#### DIRECTIVE:
Gather all lines in the entries that include the word "cannot".
───
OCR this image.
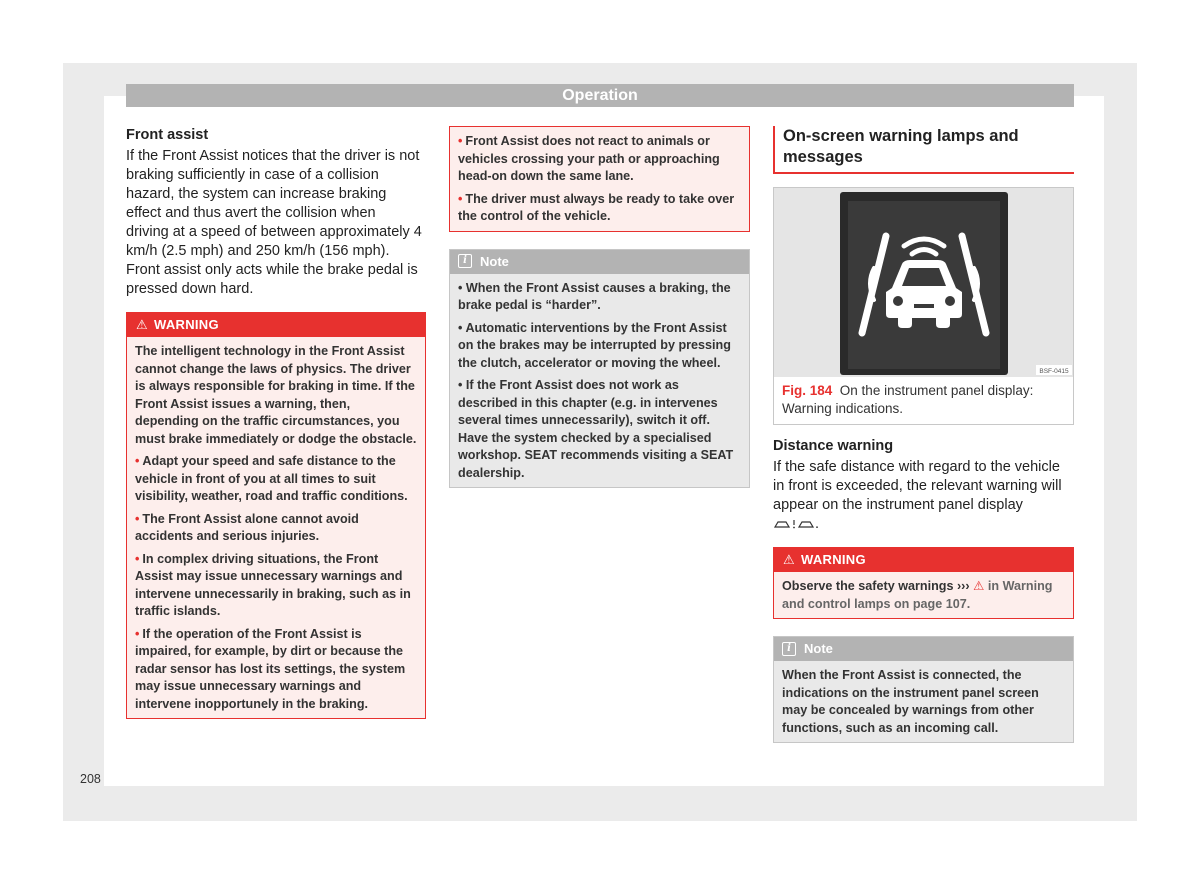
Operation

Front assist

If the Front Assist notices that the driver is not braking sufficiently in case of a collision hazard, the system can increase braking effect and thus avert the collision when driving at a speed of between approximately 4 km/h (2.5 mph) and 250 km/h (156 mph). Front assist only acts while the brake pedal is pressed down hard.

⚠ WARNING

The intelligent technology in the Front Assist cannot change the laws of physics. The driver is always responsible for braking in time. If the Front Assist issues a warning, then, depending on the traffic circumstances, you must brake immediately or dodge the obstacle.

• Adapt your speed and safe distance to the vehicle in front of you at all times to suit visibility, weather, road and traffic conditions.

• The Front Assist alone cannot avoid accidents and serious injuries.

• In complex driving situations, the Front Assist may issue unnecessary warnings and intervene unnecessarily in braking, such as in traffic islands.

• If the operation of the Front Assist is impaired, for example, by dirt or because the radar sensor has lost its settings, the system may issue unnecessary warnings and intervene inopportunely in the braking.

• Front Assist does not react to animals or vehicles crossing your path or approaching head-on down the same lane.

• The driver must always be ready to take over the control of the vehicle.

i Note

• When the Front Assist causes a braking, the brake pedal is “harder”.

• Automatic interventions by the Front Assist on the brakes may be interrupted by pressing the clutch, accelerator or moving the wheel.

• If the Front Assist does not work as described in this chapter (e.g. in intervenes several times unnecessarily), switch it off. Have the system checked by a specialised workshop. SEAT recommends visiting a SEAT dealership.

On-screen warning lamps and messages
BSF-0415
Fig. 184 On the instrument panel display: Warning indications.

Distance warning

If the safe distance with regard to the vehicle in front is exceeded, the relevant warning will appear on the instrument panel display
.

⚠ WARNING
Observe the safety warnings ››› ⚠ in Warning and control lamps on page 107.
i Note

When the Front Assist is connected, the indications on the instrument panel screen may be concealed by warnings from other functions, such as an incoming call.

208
───
#### RESPONSE TO THE TASK:
The intelligent technology in the Front Assist cannot change the laws of physics. The driver is always responsible for braking in time. If the Front Assist issues a warning, then, depending on the traffic circumstances, you must brake immediately or dodge the obstacle.
• The Front Assist alone cannot avoid accidents and serious injuries.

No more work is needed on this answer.